= TO BE DONE =
Retype the lines that start with the line containing "spec-value-cell: 2.92: [690, 129, 754, 154]" and end with the line containing "spec-value-cell: 333-450: [619, 525, 690, 551]", both included, keeping every character the same.

= RECORDS PROVIDED =
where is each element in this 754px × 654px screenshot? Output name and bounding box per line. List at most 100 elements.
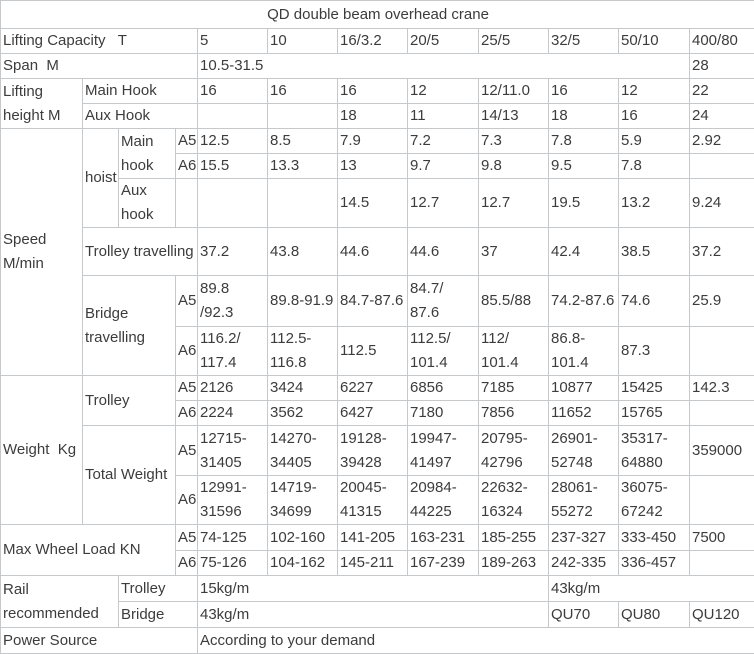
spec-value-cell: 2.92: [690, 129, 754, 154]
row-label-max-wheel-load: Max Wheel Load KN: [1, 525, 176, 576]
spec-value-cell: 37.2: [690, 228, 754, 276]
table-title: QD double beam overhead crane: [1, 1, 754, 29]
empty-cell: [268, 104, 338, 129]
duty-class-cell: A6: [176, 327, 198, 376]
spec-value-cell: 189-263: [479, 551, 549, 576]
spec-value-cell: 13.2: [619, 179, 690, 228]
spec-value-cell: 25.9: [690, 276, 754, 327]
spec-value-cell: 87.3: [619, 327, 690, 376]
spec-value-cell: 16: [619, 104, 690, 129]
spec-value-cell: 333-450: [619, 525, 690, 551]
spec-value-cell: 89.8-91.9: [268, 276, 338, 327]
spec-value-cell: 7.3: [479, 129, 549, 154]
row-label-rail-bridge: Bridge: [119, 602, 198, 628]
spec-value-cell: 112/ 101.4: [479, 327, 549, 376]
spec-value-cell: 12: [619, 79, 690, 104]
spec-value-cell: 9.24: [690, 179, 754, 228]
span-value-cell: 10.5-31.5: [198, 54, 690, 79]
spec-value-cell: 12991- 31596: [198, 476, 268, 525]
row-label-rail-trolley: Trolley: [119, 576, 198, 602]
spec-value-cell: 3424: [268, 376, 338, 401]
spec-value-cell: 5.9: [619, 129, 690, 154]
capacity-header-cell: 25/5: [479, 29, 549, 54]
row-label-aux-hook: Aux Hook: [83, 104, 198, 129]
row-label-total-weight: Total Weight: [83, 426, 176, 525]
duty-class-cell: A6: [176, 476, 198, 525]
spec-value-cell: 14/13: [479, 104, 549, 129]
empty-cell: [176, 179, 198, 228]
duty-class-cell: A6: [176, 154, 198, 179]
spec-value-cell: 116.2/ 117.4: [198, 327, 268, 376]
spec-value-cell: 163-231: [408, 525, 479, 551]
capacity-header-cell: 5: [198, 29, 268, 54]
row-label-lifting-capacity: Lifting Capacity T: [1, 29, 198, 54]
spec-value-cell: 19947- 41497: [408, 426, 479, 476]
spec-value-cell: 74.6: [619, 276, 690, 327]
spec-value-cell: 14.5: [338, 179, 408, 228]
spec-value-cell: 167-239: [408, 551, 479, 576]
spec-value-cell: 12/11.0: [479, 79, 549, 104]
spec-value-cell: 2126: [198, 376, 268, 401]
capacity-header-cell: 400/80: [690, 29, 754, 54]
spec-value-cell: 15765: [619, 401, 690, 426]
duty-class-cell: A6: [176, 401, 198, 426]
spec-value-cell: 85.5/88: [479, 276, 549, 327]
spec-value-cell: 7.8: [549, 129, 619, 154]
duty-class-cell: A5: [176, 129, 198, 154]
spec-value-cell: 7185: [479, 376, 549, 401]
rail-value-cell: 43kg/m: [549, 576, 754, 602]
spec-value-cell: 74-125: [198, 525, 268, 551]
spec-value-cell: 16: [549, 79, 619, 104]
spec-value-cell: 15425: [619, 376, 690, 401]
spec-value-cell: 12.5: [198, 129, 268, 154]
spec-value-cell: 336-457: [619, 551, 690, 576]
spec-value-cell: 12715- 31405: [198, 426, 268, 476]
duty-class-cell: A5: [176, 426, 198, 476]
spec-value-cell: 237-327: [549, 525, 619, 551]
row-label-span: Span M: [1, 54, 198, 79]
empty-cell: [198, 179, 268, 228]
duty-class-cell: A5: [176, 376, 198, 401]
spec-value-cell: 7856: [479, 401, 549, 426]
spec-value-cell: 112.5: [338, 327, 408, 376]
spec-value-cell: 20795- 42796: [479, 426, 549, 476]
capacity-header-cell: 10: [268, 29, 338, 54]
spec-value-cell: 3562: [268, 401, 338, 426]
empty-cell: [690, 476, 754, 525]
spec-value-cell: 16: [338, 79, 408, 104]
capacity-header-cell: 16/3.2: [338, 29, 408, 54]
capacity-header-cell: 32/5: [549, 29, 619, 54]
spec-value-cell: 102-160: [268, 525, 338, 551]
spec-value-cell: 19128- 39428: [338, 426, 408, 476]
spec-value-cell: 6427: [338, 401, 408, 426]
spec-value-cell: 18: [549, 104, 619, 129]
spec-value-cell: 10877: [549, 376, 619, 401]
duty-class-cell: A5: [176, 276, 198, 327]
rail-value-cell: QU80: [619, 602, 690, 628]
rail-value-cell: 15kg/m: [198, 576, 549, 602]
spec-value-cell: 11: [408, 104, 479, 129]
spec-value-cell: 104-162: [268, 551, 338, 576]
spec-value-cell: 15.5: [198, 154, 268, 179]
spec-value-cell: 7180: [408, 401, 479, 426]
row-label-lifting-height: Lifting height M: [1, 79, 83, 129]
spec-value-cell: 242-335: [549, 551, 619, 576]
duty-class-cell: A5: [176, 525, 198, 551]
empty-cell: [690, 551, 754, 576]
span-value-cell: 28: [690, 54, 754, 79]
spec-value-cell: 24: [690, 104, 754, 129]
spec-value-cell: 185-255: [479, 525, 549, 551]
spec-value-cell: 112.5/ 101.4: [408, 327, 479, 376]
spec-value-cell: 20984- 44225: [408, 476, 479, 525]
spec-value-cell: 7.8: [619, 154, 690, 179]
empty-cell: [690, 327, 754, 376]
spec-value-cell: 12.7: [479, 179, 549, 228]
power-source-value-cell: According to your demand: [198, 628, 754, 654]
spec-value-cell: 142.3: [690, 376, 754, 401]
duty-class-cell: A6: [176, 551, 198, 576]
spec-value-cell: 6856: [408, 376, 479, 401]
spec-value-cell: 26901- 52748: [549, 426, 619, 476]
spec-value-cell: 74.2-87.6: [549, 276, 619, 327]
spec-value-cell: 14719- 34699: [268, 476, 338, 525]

= OUTPUT OF THE TASK =
spec-value-cell: 2.92: [690, 129, 754, 154]
row-label-max-wheel-load: Max Wheel Load KN: [1, 525, 176, 576]
spec-value-cell: 37.2: [690, 228, 754, 276]
table-title: QD double beam overhead crane: [1, 1, 754, 29]
empty-cell: [268, 104, 338, 129]
duty-class-cell: A6: [176, 327, 198, 376]
spec-value-cell: 189-263: [479, 551, 549, 576]
spec-value-cell: 13.2: [619, 179, 690, 228]
spec-value-cell: 25.9: [690, 276, 754, 327]
spec-value-cell: 87.3: [619, 327, 690, 376]
spec-value-cell: 16: [619, 104, 690, 129]
spec-value-cell: 333-450: [619, 525, 690, 551]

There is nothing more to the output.